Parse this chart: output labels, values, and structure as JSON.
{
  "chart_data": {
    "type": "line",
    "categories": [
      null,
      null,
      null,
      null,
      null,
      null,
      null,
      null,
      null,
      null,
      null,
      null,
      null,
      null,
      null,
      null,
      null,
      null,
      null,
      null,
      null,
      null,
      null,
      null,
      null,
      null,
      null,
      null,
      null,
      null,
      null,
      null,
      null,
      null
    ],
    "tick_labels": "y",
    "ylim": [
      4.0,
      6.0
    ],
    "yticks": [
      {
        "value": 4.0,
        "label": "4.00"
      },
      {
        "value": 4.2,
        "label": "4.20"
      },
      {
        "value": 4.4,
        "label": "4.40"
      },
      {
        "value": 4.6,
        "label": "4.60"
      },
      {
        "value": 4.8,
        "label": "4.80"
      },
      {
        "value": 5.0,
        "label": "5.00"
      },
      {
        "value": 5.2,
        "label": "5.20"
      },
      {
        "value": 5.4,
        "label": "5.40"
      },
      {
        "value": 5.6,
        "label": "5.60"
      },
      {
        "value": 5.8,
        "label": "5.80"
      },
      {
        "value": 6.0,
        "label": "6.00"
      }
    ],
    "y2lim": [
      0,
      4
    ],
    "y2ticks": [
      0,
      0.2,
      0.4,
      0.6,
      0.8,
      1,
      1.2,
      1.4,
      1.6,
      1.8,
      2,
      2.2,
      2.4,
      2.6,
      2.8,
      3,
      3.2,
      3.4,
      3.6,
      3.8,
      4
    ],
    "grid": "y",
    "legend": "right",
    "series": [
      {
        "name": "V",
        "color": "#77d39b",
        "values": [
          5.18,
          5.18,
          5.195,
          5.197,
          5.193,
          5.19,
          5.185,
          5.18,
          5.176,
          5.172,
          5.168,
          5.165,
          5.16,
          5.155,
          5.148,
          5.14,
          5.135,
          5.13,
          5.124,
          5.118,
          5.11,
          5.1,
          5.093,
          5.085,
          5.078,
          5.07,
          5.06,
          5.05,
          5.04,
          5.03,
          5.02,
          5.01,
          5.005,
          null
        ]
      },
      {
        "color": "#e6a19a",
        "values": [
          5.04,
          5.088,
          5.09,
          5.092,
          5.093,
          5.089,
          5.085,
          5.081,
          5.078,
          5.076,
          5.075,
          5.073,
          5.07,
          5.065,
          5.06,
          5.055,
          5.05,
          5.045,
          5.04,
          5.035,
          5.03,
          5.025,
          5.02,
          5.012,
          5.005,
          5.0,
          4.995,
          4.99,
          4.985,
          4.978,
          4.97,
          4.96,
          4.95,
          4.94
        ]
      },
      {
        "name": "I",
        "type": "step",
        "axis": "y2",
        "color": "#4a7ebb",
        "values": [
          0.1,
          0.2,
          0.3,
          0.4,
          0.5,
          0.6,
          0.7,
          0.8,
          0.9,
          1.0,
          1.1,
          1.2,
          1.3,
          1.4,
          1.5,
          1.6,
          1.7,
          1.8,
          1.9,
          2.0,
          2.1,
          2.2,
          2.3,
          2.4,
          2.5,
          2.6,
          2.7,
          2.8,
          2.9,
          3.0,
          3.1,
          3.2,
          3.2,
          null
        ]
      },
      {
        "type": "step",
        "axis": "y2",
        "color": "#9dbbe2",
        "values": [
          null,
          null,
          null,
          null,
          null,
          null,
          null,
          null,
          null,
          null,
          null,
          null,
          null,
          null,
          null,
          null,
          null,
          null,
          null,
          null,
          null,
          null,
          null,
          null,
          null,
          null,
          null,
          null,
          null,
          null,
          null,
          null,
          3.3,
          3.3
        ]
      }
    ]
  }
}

____________

● SET PROBLEM: Transcribe each entry precisely, missing none.

● COMPLETE RESPONSE:
Parse this chart: output labels, values, and structure as JSON.
{
  "chart_data": {
    "type": "line",
    "categories": [
      null,
      null,
      null,
      null,
      null,
      null,
      null,
      null,
      null,
      null,
      null,
      null,
      null,
      null,
      null,
      null,
      null,
      null,
      null,
      null,
      null,
      null,
      null,
      null,
      null,
      null,
      null,
      null,
      null,
      null,
      null,
      null,
      null,
      null
    ],
    "tick_labels": "y",
    "ylim": [
      4.0,
      6.0
    ],
    "yticks": [
      {
        "value": 4.0,
        "label": "4.00"
      },
      {
        "value": 4.2,
        "label": "4.20"
      },
      {
        "value": 4.4,
        "label": "4.40"
      },
      {
        "value": 4.6,
        "label": "4.60"
      },
      {
        "value": 4.8,
        "label": "4.80"
      },
      {
        "value": 5.0,
        "label": "5.00"
      },
      {
        "value": 5.2,
        "label": "5.20"
      },
      {
        "value": 5.4,
        "label": "5.40"
      },
      {
        "value": 5.6,
        "label": "5.60"
      },
      {
        "value": 5.8,
        "label": "5.80"
      },
      {
        "value": 6.0,
        "label": "6.00"
      }
    ],
    "y2lim": [
      0,
      4
    ],
    "y2ticks": [
      0,
      0.2,
      0.4,
      0.6,
      0.8,
      1,
      1.2,
      1.4,
      1.6,
      1.8,
      2,
      2.2,
      2.4,
      2.6,
      2.8,
      3,
      3.2,
      3.4,
      3.6,
      3.8,
      4
    ],
    "grid": "y",
    "legend": "right",
    "series": [
      {
        "name": "V",
        "color": "#77d39b",
        "values": [
          5.18,
          5.18,
          5.195,
          5.197,
          5.193,
          5.19,
          5.185,
          5.18,
          5.176,
          5.172,
          5.168,
          5.165,
          5.16,
          5.155,
          5.148,
          5.14,
          5.135,
          5.13,
          5.124,
          5.118,
          5.11,
          5.1,
          5.093,
          5.085,
          5.078,
          5.07,
          5.06,
          5.05,
          5.04,
          5.03,
          5.02,
          5.01,
          5.005,
          null
        ]
      },
      {
        "color": "#e6a19a",
        "values": [
          5.04,
          5.088,
          5.09,
          5.092,
          5.093,
          5.089,
          5.085,
          5.081,
          5.078,
          5.076,
          5.075,
          5.073,
          5.07,
          5.065,
          5.06,
          5.055,
          5.05,
          5.045,
          5.04,
          5.035,
          5.03,
          5.025,
          5.02,
          5.012,
          5.005,
          5.0,
          4.995,
          4.99,
          4.985,
          4.978,
          4.97,
          4.96,
          4.95,
          4.94
        ]
      },
      {
        "name": "I",
        "type": "step",
        "axis": "y2",
        "color": "#4a7ebb",
        "values": [
          0.1,
          0.2,
          0.3,
          0.4,
          0.5,
          0.6,
          0.7,
          0.8,
          0.9,
          1.0,
          1.1,
          1.2,
          1.3,
          1.4,
          1.5,
          1.6,
          1.7,
          1.8,
          1.9,
          2.0,
          2.1,
          2.2,
          2.3,
          2.4,
          2.5,
          2.6,
          2.7,
          2.8,
          2.9,
          3.0,
          3.1,
          3.2,
          3.2,
          null
        ]
      },
      {
        "type": "step",
        "axis": "y2",
        "color": "#9dbbe2",
        "values": [
          null,
          null,
          null,
          null,
          null,
          null,
          null,
          null,
          null,
          null,
          null,
          null,
          null,
          null,
          null,
          null,
          null,
          null,
          null,
          null,
          null,
          null,
          null,
          null,
          null,
          null,
          null,
          null,
          null,
          null,
          null,
          null,
          3.3,
          3.3
        ]
      }
    ]
  }
}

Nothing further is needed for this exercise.